**WRITTEN PROBLEM**:
Go through the records underneath and write each one out again exactly.

**RECORDS PROVIDED**:
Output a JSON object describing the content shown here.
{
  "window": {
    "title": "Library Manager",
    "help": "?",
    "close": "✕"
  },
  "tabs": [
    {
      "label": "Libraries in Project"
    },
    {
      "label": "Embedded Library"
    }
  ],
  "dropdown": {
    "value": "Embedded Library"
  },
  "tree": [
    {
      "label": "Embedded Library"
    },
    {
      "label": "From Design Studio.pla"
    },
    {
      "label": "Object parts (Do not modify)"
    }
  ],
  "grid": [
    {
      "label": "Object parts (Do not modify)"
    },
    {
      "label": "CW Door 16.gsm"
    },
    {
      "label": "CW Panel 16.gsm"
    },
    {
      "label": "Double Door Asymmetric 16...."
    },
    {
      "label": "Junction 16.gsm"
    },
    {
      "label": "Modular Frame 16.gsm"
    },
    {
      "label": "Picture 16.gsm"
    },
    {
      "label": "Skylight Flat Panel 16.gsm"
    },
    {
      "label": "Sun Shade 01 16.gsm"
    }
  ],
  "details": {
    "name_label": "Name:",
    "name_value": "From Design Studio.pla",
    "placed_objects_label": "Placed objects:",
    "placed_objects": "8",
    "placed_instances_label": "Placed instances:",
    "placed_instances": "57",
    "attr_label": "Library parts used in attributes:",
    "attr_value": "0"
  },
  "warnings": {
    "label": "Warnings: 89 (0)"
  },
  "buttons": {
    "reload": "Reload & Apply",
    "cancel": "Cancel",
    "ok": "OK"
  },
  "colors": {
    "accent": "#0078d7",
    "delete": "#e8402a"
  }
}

**TASK ANSWER**:
Output a JSON object describing the content shown here.
{
  "window": {
    "title": "Library Manager",
    "help": "?",
    "close": "✕"
  },
  "tabs": [
    {
      "label": "Libraries in Project"
    },
    {
      "label": "Embedded Library"
    }
  ],
  "dropdown": {
    "value": "Embedded Library"
  },
  "tree": [
    {
      "label": "Embedded Library"
    },
    {
      "label": "From Design Studio.pla"
    },
    {
      "label": "Object parts (Do not modify)"
    }
  ],
  "grid": [
    {
      "label": "Object parts (Do not modify)"
    },
    {
      "label": "CW Door 16.gsm"
    },
    {
      "label": "CW Panel 16.gsm"
    },
    {
      "label": "Double Door Asymmetric 16...."
    },
    {
      "label": "Junction 16.gsm"
    },
    {
      "label": "Modular Frame 16.gsm"
    },
    {
      "label": "Picture 16.gsm"
    },
    {
      "label": "Skylight Flat Panel 16.gsm"
    },
    {
      "label": "Sun Shade 01 16.gsm"
    }
  ],
  "details": {
    "name_label": "Name:",
    "name_value": "From Design Studio.pla",
    "placed_objects_label": "Placed objects:",
    "placed_objects": "8",
    "placed_instances_label": "Placed instances:",
    "placed_instances": "57",
    "attr_label": "Library parts used in attributes:",
    "attr_value": "0"
  },
  "warnings": {
    "label": "Warnings: 89 (0)"
  },
  "buttons": {
    "reload": "Reload & Apply",
    "cancel": "Cancel",
    "ok": "OK"
  },
  "colors": {
    "accent": "#0078d7",
    "delete": "#e8402a"
  }
}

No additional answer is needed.